Written request: Search the data for the string "Scenario" and gather each line it is in.

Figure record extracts
────────
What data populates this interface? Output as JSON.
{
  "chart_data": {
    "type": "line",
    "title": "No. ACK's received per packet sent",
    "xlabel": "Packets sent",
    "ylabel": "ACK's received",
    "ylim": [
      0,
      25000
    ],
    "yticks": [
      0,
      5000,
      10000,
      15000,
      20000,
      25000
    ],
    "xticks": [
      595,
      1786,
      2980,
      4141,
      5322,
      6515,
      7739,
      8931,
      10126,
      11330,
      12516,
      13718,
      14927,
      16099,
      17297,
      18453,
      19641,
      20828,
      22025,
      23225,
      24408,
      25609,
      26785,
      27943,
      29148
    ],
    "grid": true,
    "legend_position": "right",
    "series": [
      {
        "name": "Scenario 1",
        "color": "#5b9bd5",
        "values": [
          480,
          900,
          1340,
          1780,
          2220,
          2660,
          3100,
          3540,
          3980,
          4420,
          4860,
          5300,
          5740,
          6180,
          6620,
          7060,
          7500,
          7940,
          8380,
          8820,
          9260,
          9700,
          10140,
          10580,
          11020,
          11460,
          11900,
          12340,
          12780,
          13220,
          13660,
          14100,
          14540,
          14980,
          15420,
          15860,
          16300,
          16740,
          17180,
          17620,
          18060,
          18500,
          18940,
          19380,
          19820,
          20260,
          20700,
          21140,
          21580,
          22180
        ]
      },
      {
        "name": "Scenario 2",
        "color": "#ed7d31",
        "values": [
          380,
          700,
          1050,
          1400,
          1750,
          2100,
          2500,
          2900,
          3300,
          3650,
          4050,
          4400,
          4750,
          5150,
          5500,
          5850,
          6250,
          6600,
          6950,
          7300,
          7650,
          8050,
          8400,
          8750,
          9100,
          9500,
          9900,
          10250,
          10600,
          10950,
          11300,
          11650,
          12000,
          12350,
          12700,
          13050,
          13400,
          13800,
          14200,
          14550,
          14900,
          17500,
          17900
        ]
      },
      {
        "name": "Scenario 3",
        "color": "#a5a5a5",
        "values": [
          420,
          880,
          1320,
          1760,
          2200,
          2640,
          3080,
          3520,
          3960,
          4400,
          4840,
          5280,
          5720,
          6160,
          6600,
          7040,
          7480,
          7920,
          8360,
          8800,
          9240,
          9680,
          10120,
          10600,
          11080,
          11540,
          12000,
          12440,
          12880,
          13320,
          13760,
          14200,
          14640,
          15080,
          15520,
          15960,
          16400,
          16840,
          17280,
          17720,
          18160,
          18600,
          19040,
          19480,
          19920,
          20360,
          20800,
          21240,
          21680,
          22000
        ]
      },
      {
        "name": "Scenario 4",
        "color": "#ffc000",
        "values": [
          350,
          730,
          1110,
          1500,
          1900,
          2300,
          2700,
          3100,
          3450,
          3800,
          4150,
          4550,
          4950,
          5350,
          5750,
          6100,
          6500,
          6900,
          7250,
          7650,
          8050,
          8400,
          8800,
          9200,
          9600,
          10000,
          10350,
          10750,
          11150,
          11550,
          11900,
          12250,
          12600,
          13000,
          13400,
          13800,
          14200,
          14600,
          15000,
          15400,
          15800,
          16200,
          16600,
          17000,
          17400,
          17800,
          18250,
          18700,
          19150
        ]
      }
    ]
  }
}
────────
Exercise output:
        "name": "Scenario 1",
        "name": "Scenario 2",
        "name": "Scenario 3",
        "name": "Scenario 4",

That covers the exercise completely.